Written problem | Each line of the material below should be reproduced exactly.

** Start **

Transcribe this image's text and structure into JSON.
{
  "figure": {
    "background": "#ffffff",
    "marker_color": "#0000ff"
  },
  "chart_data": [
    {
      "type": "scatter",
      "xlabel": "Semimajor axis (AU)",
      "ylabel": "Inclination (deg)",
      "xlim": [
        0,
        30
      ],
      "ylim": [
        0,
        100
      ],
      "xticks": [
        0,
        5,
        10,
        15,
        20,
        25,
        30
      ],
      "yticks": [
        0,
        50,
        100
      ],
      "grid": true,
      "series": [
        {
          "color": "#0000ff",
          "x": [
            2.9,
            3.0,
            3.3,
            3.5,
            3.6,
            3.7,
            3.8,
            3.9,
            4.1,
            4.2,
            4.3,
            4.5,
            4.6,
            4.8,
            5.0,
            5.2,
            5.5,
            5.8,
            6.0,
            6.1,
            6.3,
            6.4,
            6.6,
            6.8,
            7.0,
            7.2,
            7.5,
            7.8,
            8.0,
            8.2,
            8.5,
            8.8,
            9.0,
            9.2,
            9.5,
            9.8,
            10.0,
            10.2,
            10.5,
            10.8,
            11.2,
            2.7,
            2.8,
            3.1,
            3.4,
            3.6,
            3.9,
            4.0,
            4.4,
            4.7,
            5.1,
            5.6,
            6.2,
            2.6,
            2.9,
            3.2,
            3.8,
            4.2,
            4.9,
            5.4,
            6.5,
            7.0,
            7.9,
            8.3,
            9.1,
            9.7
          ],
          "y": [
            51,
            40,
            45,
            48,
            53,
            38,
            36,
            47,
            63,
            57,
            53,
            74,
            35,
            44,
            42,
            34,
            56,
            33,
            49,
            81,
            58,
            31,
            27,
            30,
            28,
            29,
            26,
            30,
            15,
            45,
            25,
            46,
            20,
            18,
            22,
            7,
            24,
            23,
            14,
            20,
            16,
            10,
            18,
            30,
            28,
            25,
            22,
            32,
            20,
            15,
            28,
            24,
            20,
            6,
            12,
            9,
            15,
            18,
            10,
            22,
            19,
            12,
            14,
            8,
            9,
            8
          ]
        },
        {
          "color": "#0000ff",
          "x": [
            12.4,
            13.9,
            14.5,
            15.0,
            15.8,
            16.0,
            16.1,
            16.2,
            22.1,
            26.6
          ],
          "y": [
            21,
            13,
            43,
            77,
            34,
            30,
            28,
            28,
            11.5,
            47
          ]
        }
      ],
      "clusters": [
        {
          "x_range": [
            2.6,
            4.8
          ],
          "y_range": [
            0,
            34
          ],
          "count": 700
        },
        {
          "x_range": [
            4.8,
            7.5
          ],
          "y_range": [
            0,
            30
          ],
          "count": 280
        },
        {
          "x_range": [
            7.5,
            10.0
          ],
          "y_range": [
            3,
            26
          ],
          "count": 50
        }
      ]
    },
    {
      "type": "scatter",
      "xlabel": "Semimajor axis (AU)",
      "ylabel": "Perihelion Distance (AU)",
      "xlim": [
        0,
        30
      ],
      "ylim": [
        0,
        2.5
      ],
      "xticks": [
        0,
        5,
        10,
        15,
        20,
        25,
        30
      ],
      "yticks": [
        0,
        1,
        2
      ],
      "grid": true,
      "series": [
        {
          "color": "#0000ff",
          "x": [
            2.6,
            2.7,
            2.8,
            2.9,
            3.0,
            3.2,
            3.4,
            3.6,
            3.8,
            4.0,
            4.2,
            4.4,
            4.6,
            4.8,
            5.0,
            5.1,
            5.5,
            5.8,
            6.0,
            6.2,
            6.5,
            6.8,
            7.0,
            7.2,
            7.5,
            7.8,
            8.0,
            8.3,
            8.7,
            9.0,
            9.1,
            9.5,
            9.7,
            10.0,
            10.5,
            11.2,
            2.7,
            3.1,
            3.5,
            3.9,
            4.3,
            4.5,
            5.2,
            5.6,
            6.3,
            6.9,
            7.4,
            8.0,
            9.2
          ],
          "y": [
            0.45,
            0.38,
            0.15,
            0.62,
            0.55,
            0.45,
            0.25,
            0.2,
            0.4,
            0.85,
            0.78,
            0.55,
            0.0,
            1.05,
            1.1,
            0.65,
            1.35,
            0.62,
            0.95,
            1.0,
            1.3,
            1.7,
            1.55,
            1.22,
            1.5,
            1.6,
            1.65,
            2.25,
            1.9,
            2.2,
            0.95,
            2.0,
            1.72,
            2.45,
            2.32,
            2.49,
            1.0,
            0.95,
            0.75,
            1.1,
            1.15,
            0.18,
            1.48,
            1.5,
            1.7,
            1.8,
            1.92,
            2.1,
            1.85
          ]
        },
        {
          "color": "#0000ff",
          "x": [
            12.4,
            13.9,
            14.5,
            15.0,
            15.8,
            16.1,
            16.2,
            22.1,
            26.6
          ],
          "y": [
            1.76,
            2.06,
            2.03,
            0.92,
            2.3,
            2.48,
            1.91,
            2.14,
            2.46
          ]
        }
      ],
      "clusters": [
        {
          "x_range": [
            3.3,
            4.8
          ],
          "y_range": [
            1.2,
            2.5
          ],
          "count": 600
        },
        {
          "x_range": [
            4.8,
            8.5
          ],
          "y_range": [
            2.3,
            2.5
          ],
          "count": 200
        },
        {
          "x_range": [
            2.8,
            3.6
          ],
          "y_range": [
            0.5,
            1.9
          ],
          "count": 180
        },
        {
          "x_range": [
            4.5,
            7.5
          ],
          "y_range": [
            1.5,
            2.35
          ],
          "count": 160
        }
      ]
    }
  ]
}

** End **

Written response |
Transcribe this image's text and structure into JSON.
{
  "figure": {
    "background": "#ffffff",
    "marker_color": "#0000ff"
  },
  "chart_data": [
    {
      "type": "scatter",
      "xlabel": "Semimajor axis (AU)",
      "ylabel": "Inclination (deg)",
      "xlim": [
        0,
        30
      ],
      "ylim": [
        0,
        100
      ],
      "xticks": [
        0,
        5,
        10,
        15,
        20,
        25,
        30
      ],
      "yticks": [
        0,
        50,
        100
      ],
      "grid": true,
      "series": [
        {
          "color": "#0000ff",
          "x": [
            2.9,
            3.0,
            3.3,
            3.5,
            3.6,
            3.7,
            3.8,
            3.9,
            4.1,
            4.2,
            4.3,
            4.5,
            4.6,
            4.8,
            5.0,
            5.2,
            5.5,
            5.8,
            6.0,
            6.1,
            6.3,
            6.4,
            6.6,
            6.8,
            7.0,
            7.2,
            7.5,
            7.8,
            8.0,
            8.2,
            8.5,
            8.8,
            9.0,
            9.2,
            9.5,
            9.8,
            10.0,
            10.2,
            10.5,
            10.8,
            11.2,
            2.7,
            2.8,
            3.1,
            3.4,
            3.6,
            3.9,
            4.0,
            4.4,
            4.7,
            5.1,
            5.6,
            6.2,
            2.6,
            2.9,
            3.2,
            3.8,
            4.2,
            4.9,
            5.4,
            6.5,
            7.0,
            7.9,
            8.3,
            9.1,
            9.7
          ],
          "y": [
            51,
            40,
            45,
            48,
            53,
            38,
            36,
            47,
            63,
            57,
            53,
            74,
            35,
            44,
            42,
            34,
            56,
            33,
            49,
            81,
            58,
            31,
            27,
            30,
            28,
            29,
            26,
            30,
            15,
            45,
            25,
            46,
            20,
            18,
            22,
            7,
            24,
            23,
            14,
            20,
            16,
            10,
            18,
            30,
            28,
            25,
            22,
            32,
            20,
            15,
            28,
            24,
            20,
            6,
            12,
            9,
            15,
            18,
            10,
            22,
            19,
            12,
            14,
            8,
            9,
            8
          ]
        },
        {
          "color": "#0000ff",
          "x": [
            12.4,
            13.9,
            14.5,
            15.0,
            15.8,
            16.0,
            16.1,
            16.2,
            22.1,
            26.6
          ],
          "y": [
            21,
            13,
            43,
            77,
            34,
            30,
            28,
            28,
            11.5,
            47
          ]
        }
      ],
      "clusters": [
        {
          "x_range": [
            2.6,
            4.8
          ],
          "y_range": [
            0,
            34
          ],
          "count": 700
        },
        {
          "x_range": [
            4.8,
            7.5
          ],
          "y_range": [
            0,
            30
          ],
          "count": 280
        },
        {
          "x_range": [
            7.5,
            10.0
          ],
          "y_range": [
            3,
            26
          ],
          "count": 50
        }
      ]
    },
    {
      "type": "scatter",
      "xlabel": "Semimajor axis (AU)",
      "ylabel": "Perihelion Distance (AU)",
      "xlim": [
        0,
        30
      ],
      "ylim": [
        0,
        2.5
      ],
      "xticks": [
        0,
        5,
        10,
        15,
        20,
        25,
        30
      ],
      "yticks": [
        0,
        1,
        2
      ],
      "grid": true,
      "series": [
        {
          "color": "#0000ff",
          "x": [
            2.6,
            2.7,
            2.8,
            2.9,
            3.0,
            3.2,
            3.4,
            3.6,
            3.8,
            4.0,
            4.2,
            4.4,
            4.6,
            4.8,
            5.0,
            5.1,
            5.5,
            5.8,
            6.0,
            6.2,
            6.5,
            6.8,
            7.0,
            7.2,
            7.5,
            7.8,
            8.0,
            8.3,
            8.7,
            9.0,
            9.1,
            9.5,
            9.7,
            10.0,
            10.5,
            11.2,
            2.7,
            3.1,
            3.5,
            3.9,
            4.3,
            4.5,
            5.2,
            5.6,
            6.3,
            6.9,
            7.4,
            8.0,
            9.2
          ],
          "y": [
            0.45,
            0.38,
            0.15,
            0.62,
            0.55,
            0.45,
            0.25,
            0.2,
            0.4,
            0.85,
            0.78,
            0.55,
            0.0,
            1.05,
            1.1,
            0.65,
            1.35,
            0.62,
            0.95,
            1.0,
            1.3,
            1.7,
            1.55,
            1.22,
            1.5,
            1.6,
            1.65,
            2.25,
            1.9,
            2.2,
            0.95,
            2.0,
            1.72,
            2.45,
            2.32,
            2.49,
            1.0,
            0.95,
            0.75,
            1.1,
            1.15,
            0.18,
            1.48,
            1.5,
            1.7,
            1.8,
            1.92,
            2.1,
            1.85
          ]
        },
        {
          "color": "#0000ff",
          "x": [
            12.4,
            13.9,
            14.5,
            15.0,
            15.8,
            16.1,
            16.2,
            22.1,
            26.6
          ],
          "y": [
            1.76,
            2.06,
            2.03,
            0.92,
            2.3,
            2.48,
            1.91,
            2.14,
            2.46
          ]
        }
      ],
      "clusters": [
        {
          "x_range": [
            3.3,
            4.8
          ],
          "y_range": [
            1.2,
            2.5
          ],
          "count": 600
        },
        {
          "x_range": [
            4.8,
            8.5
          ],
          "y_range": [
            2.3,
            2.5
          ],
          "count": 200
        },
        {
          "x_range": [
            2.8,
            3.6
          ],
          "y_range": [
            0.5,
            1.9
          ],
          "count": 180
        },
        {
          "x_range": [
            4.5,
            7.5
          ],
          "y_range": [
            1.5,
            2.35
          ],
          "count": 160
        }
      ]
    }
  ]
}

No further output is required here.